** start **
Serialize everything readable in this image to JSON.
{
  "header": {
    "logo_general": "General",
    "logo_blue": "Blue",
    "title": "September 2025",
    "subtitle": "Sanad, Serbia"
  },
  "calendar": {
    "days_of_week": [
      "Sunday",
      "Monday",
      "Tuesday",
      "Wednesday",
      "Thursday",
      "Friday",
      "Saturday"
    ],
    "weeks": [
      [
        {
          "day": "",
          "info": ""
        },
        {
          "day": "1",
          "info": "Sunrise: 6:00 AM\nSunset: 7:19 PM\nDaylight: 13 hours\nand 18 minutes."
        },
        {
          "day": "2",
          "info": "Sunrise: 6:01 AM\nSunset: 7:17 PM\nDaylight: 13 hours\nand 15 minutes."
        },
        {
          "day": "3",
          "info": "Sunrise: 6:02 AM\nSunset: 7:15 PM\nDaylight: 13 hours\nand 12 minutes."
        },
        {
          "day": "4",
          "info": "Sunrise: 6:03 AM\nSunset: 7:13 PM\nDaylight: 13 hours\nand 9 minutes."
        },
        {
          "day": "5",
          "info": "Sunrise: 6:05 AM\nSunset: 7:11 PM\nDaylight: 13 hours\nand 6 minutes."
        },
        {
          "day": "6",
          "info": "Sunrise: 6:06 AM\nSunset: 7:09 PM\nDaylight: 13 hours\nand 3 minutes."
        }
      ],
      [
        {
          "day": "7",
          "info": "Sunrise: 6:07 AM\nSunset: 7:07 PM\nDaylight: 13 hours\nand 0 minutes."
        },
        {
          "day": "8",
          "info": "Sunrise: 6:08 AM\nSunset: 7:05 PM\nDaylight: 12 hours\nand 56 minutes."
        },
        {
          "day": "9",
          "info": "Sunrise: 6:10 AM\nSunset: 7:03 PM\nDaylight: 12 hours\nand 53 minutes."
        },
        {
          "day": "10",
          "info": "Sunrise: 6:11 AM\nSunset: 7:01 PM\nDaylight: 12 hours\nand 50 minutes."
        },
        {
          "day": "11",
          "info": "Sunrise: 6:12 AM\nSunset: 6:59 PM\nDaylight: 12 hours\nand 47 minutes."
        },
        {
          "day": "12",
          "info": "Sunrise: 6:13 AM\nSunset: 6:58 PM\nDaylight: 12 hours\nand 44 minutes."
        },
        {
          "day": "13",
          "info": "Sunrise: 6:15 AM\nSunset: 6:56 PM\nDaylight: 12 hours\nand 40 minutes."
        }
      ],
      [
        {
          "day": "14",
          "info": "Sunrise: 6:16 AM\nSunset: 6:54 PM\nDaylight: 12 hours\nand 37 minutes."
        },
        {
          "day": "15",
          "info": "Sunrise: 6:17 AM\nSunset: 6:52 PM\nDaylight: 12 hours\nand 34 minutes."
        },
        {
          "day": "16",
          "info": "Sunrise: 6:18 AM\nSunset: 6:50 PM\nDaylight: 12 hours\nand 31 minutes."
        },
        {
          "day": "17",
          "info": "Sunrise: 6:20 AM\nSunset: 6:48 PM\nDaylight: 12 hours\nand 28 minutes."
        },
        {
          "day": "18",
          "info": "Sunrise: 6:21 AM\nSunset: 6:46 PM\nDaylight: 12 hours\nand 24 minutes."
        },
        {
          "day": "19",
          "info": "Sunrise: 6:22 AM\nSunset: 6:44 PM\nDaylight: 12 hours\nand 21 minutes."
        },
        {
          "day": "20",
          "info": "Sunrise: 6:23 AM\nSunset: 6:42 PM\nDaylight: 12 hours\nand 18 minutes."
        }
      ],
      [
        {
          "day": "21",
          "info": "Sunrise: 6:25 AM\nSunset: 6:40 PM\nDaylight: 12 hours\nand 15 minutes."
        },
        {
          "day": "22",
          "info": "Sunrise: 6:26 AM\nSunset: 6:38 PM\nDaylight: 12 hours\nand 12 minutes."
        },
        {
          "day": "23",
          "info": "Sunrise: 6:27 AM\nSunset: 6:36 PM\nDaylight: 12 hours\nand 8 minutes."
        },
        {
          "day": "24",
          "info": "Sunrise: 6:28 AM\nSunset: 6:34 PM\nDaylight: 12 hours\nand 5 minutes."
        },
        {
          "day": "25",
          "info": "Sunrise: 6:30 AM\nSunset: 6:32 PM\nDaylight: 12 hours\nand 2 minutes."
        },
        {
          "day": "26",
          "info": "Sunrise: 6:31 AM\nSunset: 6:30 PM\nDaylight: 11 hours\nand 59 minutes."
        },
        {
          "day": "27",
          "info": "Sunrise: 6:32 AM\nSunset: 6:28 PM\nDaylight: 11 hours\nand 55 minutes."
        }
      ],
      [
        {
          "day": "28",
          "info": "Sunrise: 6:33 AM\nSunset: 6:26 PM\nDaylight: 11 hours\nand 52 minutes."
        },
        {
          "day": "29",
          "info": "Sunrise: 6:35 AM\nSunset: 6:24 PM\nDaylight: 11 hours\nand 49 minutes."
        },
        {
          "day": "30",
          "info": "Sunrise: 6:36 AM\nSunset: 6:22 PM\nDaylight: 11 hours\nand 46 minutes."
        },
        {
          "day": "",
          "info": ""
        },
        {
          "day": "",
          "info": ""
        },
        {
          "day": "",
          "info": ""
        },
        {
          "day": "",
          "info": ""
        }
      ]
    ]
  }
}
** end **
Brief: Retype the material above, line by line, exactly.

Response to the exercise:
Serialize everything readable in this image to JSON.
{
  "header": {
    "logo_general": "General",
    "logo_blue": "Blue",
    "title": "September 2025",
    "subtitle": "Sanad, Serbia"
  },
  "calendar": {
    "days_of_week": [
      "Sunday",
      "Monday",
      "Tuesday",
      "Wednesday",
      "Thursday",
      "Friday",
      "Saturday"
    ],
    "weeks": [
      [
        {
          "day": "",
          "info": ""
        },
        {
          "day": "1",
          "info": "Sunrise: 6:00 AM\nSunset: 7:19 PM\nDaylight: 13 hours\nand 18 minutes."
        },
        {
          "day": "2",
          "info": "Sunrise: 6:01 AM\nSunset: 7:17 PM\nDaylight: 13 hours\nand 15 minutes."
        },
        {
          "day": "3",
          "info": "Sunrise: 6:02 AM\nSunset: 7:15 PM\nDaylight: 13 hours\nand 12 minutes."
        },
        {
          "day": "4",
          "info": "Sunrise: 6:03 AM\nSunset: 7:13 PM\nDaylight: 13 hours\nand 9 minutes."
        },
        {
          "day": "5",
          "info": "Sunrise: 6:05 AM\nSunset: 7:11 PM\nDaylight: 13 hours\nand 6 minutes."
        },
        {
          "day": "6",
          "info": "Sunrise: 6:06 AM\nSunset: 7:09 PM\nDaylight: 13 hours\nand 3 minutes."
        }
      ],
      [
        {
          "day": "7",
          "info": "Sunrise: 6:07 AM\nSunset: 7:07 PM\nDaylight: 13 hours\nand 0 minutes."
        },
        {
          "day": "8",
          "info": "Sunrise: 6:08 AM\nSunset: 7:05 PM\nDaylight: 12 hours\nand 56 minutes."
        },
        {
          "day": "9",
          "info": "Sunrise: 6:10 AM\nSunset: 7:03 PM\nDaylight: 12 hours\nand 53 minutes."
        },
        {
          "day": "10",
          "info": "Sunrise: 6:11 AM\nSunset: 7:01 PM\nDaylight: 12 hours\nand 50 minutes."
        },
        {
          "day": "11",
          "info": "Sunrise: 6:12 AM\nSunset: 6:59 PM\nDaylight: 12 hours\nand 47 minutes."
        },
        {
          "day": "12",
          "info": "Sunrise: 6:13 AM\nSunset: 6:58 PM\nDaylight: 12 hours\nand 44 minutes."
        },
        {
          "day": "13",
          "info": "Sunrise: 6:15 AM\nSunset: 6:56 PM\nDaylight: 12 hours\nand 40 minutes."
        }
      ],
      [
        {
          "day": "14",
          "info": "Sunrise: 6:16 AM\nSunset: 6:54 PM\nDaylight: 12 hours\nand 37 minutes."
        },
        {
          "day": "15",
          "info": "Sunrise: 6:17 AM\nSunset: 6:52 PM\nDaylight: 12 hours\nand 34 minutes."
        },
        {
          "day": "16",
          "info": "Sunrise: 6:18 AM\nSunset: 6:50 PM\nDaylight: 12 hours\nand 31 minutes."
        },
        {
          "day": "17",
          "info": "Sunrise: 6:20 AM\nSunset: 6:48 PM\nDaylight: 12 hours\nand 28 minutes."
        },
        {
          "day": "18",
          "info": "Sunrise: 6:21 AM\nSunset: 6:46 PM\nDaylight: 12 hours\nand 24 minutes."
        },
        {
          "day": "19",
          "info": "Sunrise: 6:22 AM\nSunset: 6:44 PM\nDaylight: 12 hours\nand 21 minutes."
        },
        {
          "day": "20",
          "info": "Sunrise: 6:23 AM\nSunset: 6:42 PM\nDaylight: 12 hours\nand 18 minutes."
        }
      ],
      [
        {
          "day": "21",
          "info": "Sunrise: 6:25 AM\nSunset: 6:40 PM\nDaylight: 12 hours\nand 15 minutes."
        },
        {
          "day": "22",
          "info": "Sunrise: 6:26 AM\nSunset: 6:38 PM\nDaylight: 12 hours\nand 12 minutes."
        },
        {
          "day": "23",
          "info": "Sunrise: 6:27 AM\nSunset: 6:36 PM\nDaylight: 12 hours\nand 8 minutes."
        },
        {
          "day": "24",
          "info": "Sunrise: 6:28 AM\nSunset: 6:34 PM\nDaylight: 12 hours\nand 5 minutes."
        },
        {
          "day": "25",
          "info": "Sunrise: 6:30 AM\nSunset: 6:32 PM\nDaylight: 12 hours\nand 2 minutes."
        },
        {
          "day": "26",
          "info": "Sunrise: 6:31 AM\nSunset: 6:30 PM\nDaylight: 11 hours\nand 59 minutes."
        },
        {
          "day": "27",
          "info": "Sunrise: 6:32 AM\nSunset: 6:28 PM\nDaylight: 11 hours\nand 55 minutes."
        }
      ],
      [
        {
          "day": "28",
          "info": "Sunrise: 6:33 AM\nSunset: 6:26 PM\nDaylight: 11 hours\nand 52 minutes."
        },
        {
          "day": "29",
          "info": "Sunrise: 6:35 AM\nSunset: 6:24 PM\nDaylight: 11 hours\nand 49 minutes."
        },
        {
          "day": "30",
          "info": "Sunrise: 6:36 AM\nSunset: 6:22 PM\nDaylight: 11 hours\nand 46 minutes."
        },
        {
          "day": "",
          "info": ""
        },
        {
          "day": "",
          "info": ""
        },
        {
          "day": "",
          "info": ""
        },
        {
          "day": "",
          "info": ""
        }
      ]
    ]
  }
}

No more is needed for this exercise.